Source extract
-- Start --

Control structures

sed supports two types of branching commands that helps to construct control structures. These commands (and other advanced features not discussed in this book) allow you to emulate a wide range of features that are common in programming languages. This chapter will show basic examples and you'll find some more use cases in a later chapter.

info See also catonmat: A proof that Unix utility sed is Turing complete

Branch commands

CommandDescription
b labelunconditionally branch to specified label
bskip rest of the commands and start next cycle
t labelbranch to specified label on successful substitution
ton successful substitution, skip rest of the commands and start next cycle
T labelbranch to specified label if substitution fails
Tif substitution fails, skip rest of the commands and start next cycle

A label is specified by prefixing a command with :label where label is the name given to be referenced elsewhere with branching commands. Note that for t command, any successful substitution since the last input line was read or a conditional branch will count. So, you could have few failed substitutions and a single successful substitution in any order and the branch will be taken. Similarly, T command will branch only if there has been no successful substitution since the last input line was read or a conditional branch.

-- End --

Dataset rows
-- Start --

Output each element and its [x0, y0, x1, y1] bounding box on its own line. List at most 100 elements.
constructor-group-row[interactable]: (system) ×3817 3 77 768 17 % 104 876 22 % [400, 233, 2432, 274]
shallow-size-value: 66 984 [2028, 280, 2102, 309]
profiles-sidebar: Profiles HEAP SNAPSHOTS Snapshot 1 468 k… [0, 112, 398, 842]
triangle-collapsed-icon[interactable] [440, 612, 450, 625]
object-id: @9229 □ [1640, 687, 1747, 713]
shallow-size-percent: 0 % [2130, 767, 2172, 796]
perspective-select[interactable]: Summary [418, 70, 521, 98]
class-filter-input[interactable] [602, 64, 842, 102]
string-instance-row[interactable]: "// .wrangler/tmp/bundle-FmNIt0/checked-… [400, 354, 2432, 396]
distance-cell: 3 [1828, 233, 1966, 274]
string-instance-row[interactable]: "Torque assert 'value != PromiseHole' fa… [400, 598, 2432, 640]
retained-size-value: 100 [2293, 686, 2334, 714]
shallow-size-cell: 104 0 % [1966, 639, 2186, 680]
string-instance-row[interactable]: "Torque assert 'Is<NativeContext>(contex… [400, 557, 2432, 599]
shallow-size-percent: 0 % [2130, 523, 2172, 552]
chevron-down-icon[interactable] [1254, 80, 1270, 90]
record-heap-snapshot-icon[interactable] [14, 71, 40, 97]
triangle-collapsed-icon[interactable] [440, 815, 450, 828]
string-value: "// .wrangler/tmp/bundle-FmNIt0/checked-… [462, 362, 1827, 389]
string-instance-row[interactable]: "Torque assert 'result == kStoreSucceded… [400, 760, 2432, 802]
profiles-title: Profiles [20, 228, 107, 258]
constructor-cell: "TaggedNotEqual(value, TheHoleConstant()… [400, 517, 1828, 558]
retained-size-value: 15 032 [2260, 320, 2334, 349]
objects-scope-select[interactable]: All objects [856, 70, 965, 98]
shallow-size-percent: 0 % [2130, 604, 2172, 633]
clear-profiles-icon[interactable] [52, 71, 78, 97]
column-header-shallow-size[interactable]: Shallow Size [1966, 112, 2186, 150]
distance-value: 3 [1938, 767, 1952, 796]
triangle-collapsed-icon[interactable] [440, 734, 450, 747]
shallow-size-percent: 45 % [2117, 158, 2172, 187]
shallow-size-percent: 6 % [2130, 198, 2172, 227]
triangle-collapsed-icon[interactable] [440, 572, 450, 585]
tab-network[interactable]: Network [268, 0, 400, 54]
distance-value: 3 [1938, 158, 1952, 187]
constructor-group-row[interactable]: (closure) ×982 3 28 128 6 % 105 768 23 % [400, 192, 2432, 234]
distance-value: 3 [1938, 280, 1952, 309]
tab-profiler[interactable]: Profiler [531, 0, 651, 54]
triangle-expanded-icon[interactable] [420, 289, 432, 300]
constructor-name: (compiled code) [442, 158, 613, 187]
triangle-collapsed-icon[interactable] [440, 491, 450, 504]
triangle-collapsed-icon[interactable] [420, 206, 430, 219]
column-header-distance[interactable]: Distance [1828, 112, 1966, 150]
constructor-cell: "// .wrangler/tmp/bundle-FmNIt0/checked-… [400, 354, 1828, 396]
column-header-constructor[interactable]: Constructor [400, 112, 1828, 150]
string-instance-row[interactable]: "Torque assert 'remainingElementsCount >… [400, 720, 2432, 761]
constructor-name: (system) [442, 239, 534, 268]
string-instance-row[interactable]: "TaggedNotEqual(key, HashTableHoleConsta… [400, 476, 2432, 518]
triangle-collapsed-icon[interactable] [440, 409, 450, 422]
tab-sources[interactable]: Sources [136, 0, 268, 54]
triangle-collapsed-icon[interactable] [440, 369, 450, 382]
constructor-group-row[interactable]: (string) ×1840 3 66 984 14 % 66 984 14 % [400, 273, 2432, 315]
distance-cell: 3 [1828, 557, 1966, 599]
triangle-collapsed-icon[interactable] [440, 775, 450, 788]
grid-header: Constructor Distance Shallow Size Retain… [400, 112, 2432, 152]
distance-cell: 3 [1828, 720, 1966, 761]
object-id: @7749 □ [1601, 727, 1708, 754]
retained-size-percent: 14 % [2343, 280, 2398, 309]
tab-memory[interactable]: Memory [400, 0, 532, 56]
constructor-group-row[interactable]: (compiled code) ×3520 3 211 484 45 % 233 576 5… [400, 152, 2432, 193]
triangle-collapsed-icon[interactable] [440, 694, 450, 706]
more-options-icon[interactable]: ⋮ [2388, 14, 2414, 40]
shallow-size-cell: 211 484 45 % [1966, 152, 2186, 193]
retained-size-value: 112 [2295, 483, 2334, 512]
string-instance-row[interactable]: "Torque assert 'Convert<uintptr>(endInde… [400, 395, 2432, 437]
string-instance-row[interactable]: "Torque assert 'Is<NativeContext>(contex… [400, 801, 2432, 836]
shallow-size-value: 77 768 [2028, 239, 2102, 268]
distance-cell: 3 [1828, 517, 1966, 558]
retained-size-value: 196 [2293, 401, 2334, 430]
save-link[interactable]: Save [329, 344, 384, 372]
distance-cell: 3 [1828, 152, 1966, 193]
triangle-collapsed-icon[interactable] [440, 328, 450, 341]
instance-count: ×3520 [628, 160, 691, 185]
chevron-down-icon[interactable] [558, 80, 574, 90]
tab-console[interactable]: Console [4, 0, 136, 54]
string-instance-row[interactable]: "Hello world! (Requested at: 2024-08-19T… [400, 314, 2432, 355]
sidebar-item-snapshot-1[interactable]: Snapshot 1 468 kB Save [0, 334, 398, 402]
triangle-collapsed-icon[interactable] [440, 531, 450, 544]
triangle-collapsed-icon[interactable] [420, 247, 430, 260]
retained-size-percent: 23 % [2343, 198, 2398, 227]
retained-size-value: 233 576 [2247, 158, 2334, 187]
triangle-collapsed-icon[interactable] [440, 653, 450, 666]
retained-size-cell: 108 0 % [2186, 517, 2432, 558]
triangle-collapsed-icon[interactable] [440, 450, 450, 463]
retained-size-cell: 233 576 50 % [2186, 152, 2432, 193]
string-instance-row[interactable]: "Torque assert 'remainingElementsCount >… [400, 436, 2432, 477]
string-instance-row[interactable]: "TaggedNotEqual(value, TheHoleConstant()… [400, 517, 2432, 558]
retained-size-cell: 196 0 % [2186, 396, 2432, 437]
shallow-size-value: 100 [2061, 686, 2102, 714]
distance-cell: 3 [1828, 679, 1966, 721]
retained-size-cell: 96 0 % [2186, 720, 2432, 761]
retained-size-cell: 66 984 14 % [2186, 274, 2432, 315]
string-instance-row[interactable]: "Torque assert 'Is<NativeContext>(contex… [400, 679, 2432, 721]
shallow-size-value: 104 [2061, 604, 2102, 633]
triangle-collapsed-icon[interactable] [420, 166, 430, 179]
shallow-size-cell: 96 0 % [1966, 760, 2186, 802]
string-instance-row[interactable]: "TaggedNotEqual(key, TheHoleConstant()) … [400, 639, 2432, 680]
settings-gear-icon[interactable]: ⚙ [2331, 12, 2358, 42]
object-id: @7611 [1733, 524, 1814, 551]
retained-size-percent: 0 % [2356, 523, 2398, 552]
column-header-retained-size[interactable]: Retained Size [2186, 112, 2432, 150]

-- End --

Your goal
In the sed control structures text above, what does the t command do when no label is given?

Response to the task
On a successful substitution, it skips the rest of the commands and starts the next cycle.